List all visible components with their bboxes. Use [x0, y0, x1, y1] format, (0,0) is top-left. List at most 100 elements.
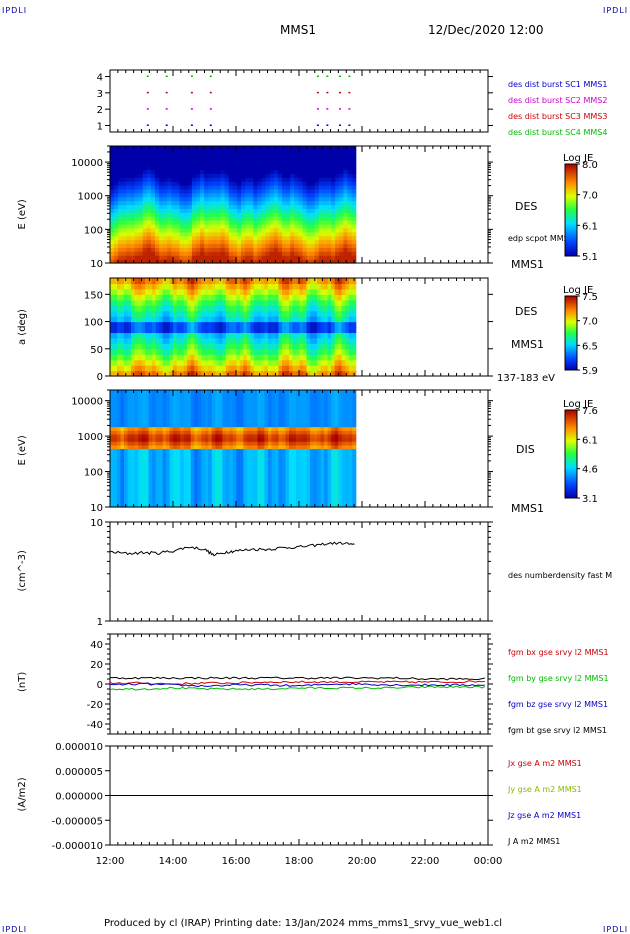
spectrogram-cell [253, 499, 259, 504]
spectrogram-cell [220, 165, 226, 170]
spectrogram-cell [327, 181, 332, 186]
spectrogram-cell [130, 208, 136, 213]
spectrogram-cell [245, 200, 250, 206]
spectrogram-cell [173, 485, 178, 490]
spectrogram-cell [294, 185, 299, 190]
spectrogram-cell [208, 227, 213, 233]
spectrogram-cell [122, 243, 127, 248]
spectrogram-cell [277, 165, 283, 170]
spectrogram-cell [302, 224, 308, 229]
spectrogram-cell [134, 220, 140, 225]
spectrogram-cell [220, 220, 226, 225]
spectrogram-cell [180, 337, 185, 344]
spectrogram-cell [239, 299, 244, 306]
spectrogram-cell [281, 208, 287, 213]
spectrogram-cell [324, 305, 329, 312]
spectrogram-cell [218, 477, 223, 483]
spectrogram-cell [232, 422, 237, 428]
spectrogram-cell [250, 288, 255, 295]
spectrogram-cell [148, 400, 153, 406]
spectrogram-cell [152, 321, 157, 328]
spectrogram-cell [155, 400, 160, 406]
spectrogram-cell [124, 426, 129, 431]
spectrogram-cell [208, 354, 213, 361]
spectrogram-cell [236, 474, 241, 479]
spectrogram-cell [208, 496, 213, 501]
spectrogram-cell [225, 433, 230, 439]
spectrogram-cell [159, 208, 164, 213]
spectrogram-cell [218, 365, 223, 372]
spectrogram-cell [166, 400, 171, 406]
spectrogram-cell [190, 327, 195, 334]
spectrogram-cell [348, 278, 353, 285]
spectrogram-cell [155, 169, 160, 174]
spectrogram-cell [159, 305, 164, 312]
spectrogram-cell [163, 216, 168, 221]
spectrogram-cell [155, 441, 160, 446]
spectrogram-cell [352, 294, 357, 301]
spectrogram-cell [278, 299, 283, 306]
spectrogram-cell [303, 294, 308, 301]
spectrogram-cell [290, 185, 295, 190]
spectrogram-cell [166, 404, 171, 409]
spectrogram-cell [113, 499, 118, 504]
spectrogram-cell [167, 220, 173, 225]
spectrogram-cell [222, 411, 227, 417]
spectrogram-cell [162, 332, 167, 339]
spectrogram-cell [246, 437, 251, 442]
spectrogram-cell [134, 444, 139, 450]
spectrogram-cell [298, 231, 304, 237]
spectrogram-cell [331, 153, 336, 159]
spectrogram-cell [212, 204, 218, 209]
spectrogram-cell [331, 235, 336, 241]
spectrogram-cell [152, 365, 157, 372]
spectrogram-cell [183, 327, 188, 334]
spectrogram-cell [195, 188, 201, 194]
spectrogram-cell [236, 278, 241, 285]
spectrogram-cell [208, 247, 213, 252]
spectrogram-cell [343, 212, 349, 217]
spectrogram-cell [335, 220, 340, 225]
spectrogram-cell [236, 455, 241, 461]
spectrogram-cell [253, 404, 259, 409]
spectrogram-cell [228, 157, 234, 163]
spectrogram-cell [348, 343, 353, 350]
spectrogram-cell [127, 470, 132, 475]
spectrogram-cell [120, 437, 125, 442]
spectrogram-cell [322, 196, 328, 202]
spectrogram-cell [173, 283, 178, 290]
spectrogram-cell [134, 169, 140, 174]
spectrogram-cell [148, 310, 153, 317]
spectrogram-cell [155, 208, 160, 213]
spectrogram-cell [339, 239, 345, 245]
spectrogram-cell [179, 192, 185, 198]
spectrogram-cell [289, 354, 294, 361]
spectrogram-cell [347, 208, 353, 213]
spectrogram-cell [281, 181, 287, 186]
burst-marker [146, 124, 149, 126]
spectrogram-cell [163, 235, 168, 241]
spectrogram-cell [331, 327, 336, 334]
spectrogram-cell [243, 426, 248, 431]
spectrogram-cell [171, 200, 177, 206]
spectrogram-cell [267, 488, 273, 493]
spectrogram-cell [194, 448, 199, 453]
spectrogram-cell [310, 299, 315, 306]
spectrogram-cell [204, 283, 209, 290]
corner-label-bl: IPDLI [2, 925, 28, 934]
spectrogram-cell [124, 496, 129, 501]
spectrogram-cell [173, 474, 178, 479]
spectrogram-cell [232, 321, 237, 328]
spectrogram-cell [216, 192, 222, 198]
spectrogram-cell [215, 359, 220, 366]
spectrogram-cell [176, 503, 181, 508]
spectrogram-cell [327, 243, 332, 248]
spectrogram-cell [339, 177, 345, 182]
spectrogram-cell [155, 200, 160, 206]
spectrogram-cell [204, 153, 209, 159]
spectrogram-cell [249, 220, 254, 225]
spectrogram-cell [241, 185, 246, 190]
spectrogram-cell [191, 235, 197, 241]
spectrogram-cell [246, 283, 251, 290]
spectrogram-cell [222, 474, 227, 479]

=======

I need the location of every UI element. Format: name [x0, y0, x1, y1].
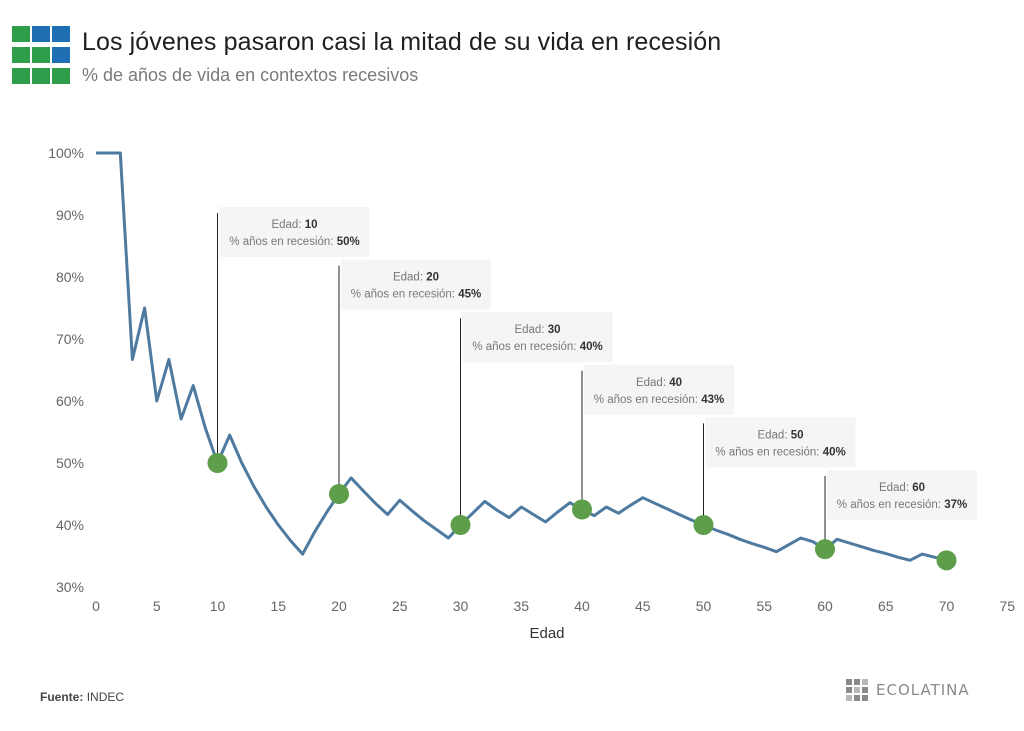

=======

EXERCISE REQUIREMENTS.
Rewrite everything from the line containing "List all visible" down to the line containing "spectrogram-cell [134, 444, 139, 450]" as a two-column CSV with the headers input and output. Give one row per entry, with its text and its answer each in a single quoted field, line breaks replaced by spaces, and the pictures left out.

ANSWER.
input,output
"List all visible components with their bboxes. Use [x0, y0, x1, y1] format, (0,0) is top-left. List at most 100 elements.","spectrogram-cell [253, 499, 259, 504] spectrogram-cell [220, 165, 226, 170] spectrogram-cell [327, 181, 332, 186] spectrogram-cell [130, 208, 136, 213] spectrogram-cell [245, 200, 250, 206] spectrogram-cell [173, 485, 178, 490] spectrogram-cell [294, 185, 299, 190] spectrogram-cell [208, 227, 213, 233] spectrogram-cell [122, 243, 127, 248] spectrogram-cell [277, 165, 283, 170] spectrogram-cell [302, 224, 308, 229] spectrogram-cell [134, 220, 140, 225] spectrogram-cell [220, 220, 226, 225] spectrogram-cell [180, 337, 185, 344] spectrogram-cell [239, 299, 244, 306] spectrogram-cell [281, 208, 287, 213] spectrogram-cell [324, 305, 329, 312] spectrogram-cell [218, 477, 223, 483] spectrogram-cell [232, 422, 237, 428] spectrogram-cell [250, 288, 255, 295] spectrogram-cell [148, 400, 153, 406] spectrogram-cell [152, 321, 157, 328] spectrogram-cell [155, 400, 160, 406] spectrogram-cell [124, 426, 129, 431] spectrogram-cell [208, 354, 213, 361] spectrogram-cell [236, 474, 241, 479] spectrogram-cell [208, 496, 213, 501] spectrogram-cell [225, 433, 230, 439] spectrogram-cell [159, 208, 164, 213] spectrogram-cell [218, 365, 223, 372] spectrogram-cell [166, 400, 171, 406] spectrogram-cell [190, 327, 195, 334] spectrogram-cell [348, 278, 353, 285] spectrogram-cell [155, 169, 160, 174] spectrogram-cell [159, 305, 164, 312] spectrogram-cell [163, 216, 168, 221] spectrogram-cell [155, 441, 160, 446] spectrogram-cell [352, 294, 357, 301] spectrogram-cell [278, 299, 283, 306] spectrogram-cell [303, 294, 308, 301] spectrogram-cell [290, 185, 295, 190] spectrogram-cell [166, 404, 171, 409] spectrogram-cell [113, 499, 118, 504] spectrogram-cell [167, 220, 173, 225] spectrogram-cell [222, 411, 227, 417] spectrogram-cell [162, 332, 167, 339] spectrogram-cell [246, 437, 251, 442] spectrogram-cell [134, 444, 139, 450]"